Each line that includes the word "платників" counts once; give the total and nothing more.

## Begin Records for processing

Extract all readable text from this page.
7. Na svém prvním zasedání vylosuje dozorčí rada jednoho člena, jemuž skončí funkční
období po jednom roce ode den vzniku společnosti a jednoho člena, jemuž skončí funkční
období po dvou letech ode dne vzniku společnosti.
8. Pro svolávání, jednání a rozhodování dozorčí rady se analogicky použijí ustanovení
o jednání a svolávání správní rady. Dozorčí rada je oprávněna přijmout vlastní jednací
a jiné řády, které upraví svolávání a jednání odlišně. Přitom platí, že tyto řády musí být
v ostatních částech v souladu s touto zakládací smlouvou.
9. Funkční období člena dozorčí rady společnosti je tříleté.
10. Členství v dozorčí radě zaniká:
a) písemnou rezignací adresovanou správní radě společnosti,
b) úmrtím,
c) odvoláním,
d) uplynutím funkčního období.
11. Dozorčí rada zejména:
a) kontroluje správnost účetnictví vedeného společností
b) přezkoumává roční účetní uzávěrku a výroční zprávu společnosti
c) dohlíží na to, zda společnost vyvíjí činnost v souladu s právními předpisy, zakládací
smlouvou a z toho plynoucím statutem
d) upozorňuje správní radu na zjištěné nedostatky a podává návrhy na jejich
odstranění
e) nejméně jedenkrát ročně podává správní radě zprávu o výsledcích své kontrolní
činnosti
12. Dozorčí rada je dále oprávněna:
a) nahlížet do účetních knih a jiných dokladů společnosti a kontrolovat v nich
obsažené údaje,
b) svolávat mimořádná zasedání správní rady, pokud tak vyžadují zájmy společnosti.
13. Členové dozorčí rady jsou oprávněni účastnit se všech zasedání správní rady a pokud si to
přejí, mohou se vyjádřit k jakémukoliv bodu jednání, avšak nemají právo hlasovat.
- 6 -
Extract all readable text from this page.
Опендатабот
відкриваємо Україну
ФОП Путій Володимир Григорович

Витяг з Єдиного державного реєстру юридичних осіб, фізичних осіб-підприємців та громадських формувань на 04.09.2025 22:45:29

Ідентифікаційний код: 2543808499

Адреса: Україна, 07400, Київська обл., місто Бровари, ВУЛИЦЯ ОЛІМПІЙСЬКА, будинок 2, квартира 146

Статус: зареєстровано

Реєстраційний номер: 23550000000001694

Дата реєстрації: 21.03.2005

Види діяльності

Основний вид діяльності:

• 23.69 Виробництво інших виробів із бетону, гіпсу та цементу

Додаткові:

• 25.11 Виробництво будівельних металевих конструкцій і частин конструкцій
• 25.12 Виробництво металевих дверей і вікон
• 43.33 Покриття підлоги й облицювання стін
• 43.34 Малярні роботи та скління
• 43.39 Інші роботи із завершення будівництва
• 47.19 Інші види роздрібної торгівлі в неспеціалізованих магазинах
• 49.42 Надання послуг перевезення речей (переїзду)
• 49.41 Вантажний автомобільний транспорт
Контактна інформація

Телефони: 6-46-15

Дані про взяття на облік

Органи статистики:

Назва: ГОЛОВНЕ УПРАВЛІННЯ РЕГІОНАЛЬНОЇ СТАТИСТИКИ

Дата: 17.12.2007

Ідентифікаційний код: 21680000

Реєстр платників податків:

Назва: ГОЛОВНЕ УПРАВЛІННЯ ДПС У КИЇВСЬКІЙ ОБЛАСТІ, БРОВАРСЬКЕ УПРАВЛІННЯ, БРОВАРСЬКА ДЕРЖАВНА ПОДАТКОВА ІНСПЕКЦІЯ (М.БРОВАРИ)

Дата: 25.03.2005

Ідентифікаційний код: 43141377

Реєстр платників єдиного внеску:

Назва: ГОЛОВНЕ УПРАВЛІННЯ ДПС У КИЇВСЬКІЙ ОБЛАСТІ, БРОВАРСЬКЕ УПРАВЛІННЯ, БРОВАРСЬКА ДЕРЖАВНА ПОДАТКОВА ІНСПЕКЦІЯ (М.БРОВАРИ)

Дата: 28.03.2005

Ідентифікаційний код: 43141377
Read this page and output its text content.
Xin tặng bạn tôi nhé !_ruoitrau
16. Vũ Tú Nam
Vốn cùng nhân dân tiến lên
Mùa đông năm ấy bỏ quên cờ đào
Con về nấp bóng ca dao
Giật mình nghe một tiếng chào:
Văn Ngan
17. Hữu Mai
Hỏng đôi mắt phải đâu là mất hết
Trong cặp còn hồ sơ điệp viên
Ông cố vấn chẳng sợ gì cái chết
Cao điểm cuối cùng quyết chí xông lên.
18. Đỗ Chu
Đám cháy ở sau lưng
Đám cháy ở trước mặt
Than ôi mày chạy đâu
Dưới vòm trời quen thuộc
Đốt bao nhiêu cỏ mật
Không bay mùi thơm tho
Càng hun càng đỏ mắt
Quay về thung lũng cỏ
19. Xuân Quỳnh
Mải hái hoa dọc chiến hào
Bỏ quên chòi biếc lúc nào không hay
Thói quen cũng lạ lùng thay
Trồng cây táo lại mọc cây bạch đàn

## End Records for processing

Answer for the task – 2